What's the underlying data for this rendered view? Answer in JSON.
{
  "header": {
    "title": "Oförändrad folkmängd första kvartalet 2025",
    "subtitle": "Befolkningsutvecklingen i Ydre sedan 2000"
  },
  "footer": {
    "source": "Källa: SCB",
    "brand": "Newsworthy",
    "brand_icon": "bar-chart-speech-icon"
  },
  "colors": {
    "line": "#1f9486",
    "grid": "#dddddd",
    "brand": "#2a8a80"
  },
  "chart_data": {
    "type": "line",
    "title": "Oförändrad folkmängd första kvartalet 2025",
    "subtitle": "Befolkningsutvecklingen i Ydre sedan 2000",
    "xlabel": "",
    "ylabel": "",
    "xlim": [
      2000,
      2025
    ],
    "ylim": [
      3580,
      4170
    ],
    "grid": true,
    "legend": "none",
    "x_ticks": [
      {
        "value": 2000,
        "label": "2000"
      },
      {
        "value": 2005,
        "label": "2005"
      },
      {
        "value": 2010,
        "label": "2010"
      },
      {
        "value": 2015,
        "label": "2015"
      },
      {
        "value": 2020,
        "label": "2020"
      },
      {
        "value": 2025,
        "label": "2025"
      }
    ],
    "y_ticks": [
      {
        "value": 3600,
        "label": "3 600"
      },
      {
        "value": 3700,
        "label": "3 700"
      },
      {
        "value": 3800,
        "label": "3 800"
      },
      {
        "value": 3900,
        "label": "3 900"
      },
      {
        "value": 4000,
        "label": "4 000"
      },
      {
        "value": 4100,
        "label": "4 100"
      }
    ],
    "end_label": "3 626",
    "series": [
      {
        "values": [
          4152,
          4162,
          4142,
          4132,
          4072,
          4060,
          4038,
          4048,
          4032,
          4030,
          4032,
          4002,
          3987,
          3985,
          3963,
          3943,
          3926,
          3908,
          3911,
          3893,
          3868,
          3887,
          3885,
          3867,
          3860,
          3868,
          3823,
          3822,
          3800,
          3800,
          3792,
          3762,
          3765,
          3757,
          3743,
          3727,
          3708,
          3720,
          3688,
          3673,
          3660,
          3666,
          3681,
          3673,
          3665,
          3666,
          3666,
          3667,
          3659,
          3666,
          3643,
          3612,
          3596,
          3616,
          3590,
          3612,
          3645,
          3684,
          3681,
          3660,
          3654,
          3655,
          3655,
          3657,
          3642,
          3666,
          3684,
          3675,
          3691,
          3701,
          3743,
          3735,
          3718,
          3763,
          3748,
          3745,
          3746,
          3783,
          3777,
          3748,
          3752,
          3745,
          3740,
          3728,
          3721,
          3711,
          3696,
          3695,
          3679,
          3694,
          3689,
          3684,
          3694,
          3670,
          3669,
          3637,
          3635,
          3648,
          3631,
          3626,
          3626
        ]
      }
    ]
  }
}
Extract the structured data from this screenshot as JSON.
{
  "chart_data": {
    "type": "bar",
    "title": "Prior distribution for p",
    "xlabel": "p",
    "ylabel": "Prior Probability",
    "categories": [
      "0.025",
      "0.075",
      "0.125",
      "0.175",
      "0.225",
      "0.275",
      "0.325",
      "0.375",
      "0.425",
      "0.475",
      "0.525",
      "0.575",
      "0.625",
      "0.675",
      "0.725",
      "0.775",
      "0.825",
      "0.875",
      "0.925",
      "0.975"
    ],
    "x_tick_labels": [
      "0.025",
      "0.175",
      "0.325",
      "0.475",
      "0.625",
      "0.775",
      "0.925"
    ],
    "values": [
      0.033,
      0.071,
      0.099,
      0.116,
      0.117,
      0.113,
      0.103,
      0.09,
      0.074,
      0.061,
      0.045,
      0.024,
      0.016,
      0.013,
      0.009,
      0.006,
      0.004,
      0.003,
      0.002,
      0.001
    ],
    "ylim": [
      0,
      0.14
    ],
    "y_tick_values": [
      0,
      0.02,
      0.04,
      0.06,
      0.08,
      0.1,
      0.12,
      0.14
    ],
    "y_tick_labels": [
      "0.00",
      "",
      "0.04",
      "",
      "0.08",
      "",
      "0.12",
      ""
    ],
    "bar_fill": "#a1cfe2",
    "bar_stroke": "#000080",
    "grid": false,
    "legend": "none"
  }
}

* _Work to be completed_: The records above must be repeated exactly, every one of them.

* _Exercise output_:
What's the underlying data for this rendered view? Answer in JSON.
{
  "header": {
    "title": "Oförändrad folkmängd första kvartalet 2025",
    "subtitle": "Befolkningsutvecklingen i Ydre sedan 2000"
  },
  "footer": {
    "source": "Källa: SCB",
    "brand": "Newsworthy",
    "brand_icon": "bar-chart-speech-icon"
  },
  "colors": {
    "line": "#1f9486",
    "grid": "#dddddd",
    "brand": "#2a8a80"
  },
  "chart_data": {
    "type": "line",
    "title": "Oförändrad folkmängd första kvartalet 2025",
    "subtitle": "Befolkningsutvecklingen i Ydre sedan 2000",
    "xlabel": "",
    "ylabel": "",
    "xlim": [
      2000,
      2025
    ],
    "ylim": [
      3580,
      4170
    ],
    "grid": true,
    "legend": "none",
    "x_ticks": [
      {
        "value": 2000,
        "label": "2000"
      },
      {
        "value": 2005,
        "label": "2005"
      },
      {
        "value": 2010,
        "label": "2010"
      },
      {
        "value": 2015,
        "label": "2015"
      },
      {
        "value": 2020,
        "label": "2020"
      },
      {
        "value": 2025,
        "label": "2025"
      }
    ],
    "y_ticks": [
      {
        "value": 3600,
        "label": "3 600"
      },
      {
        "value": 3700,
        "label": "3 700"
      },
      {
        "value": 3800,
        "label": "3 800"
      },
      {
        "value": 3900,
        "label": "3 900"
      },
      {
        "value": 4000,
        "label": "4 000"
      },
      {
        "value": 4100,
        "label": "4 100"
      }
    ],
    "end_label": "3 626",
    "series": [
      {
        "values": [
          4152,
          4162,
          4142,
          4132,
          4072,
          4060,
          4038,
          4048,
          4032,
          4030,
          4032,
          4002,
          3987,
          3985,
          3963,
          3943,
          3926,
          3908,
          3911,
          3893,
          3868,
          3887,
          3885,
          3867,
          3860,
          3868,
          3823,
          3822,
          3800,
          3800,
          3792,
          3762,
          3765,
          3757,
          3743,
          3727,
          3708,
          3720,
          3688,
          3673,
          3660,
          3666,
          3681,
          3673,
          3665,
          3666,
          3666,
          3667,
          3659,
          3666,
          3643,
          3612,
          3596,
          3616,
          3590,
          3612,
          3645,
          3684,
          3681,
          3660,
          3654,
          3655,
          3655,
          3657,
          3642,
          3666,
          3684,
          3675,
          3691,
          3701,
          3743,
          3735,
          3718,
          3763,
          3748,
          3745,
          3746,
          3783,
          3777,
          3748,
          3752,
          3745,
          3740,
          3728,
          3721,
          3711,
          3696,
          3695,
          3679,
          3694,
          3689,
          3684,
          3694,
          3670,
          3669,
          3637,
          3635,
          3648,
          3631,
          3626,
          3626
        ]
      }
    ]
  }
}
Extract the structured data from this screenshot as JSON.
{
  "chart_data": {
    "type": "bar",
    "title": "Prior distribution for p",
    "xlabel": "p",
    "ylabel": "Prior Probability",
    "categories": [
      "0.025",
      "0.075",
      "0.125",
      "0.175",
      "0.225",
      "0.275",
      "0.325",
      "0.375",
      "0.425",
      "0.475",
      "0.525",
      "0.575",
      "0.625",
      "0.675",
      "0.725",
      "0.775",
      "0.825",
      "0.875",
      "0.925",
      "0.975"
    ],
    "x_tick_labels": [
      "0.025",
      "0.175",
      "0.325",
      "0.475",
      "0.625",
      "0.775",
      "0.925"
    ],
    "values": [
      0.033,
      0.071,
      0.099,
      0.116,
      0.117,
      0.113,
      0.103,
      0.09,
      0.074,
      0.061,
      0.045,
      0.024,
      0.016,
      0.013,
      0.009,
      0.006,
      0.004,
      0.003,
      0.002,
      0.001
    ],
    "ylim": [
      0,
      0.14
    ],
    "y_tick_values": [
      0,
      0.02,
      0.04,
      0.06,
      0.08,
      0.1,
      0.12,
      0.14
    ],
    "y_tick_labels": [
      "0.00",
      "",
      "0.04",
      "",
      "0.08",
      "",
      "0.12",
      ""
    ],
    "bar_fill": "#a1cfe2",
    "bar_stroke": "#000080",
    "grid": false,
    "legend": "none"
  }
}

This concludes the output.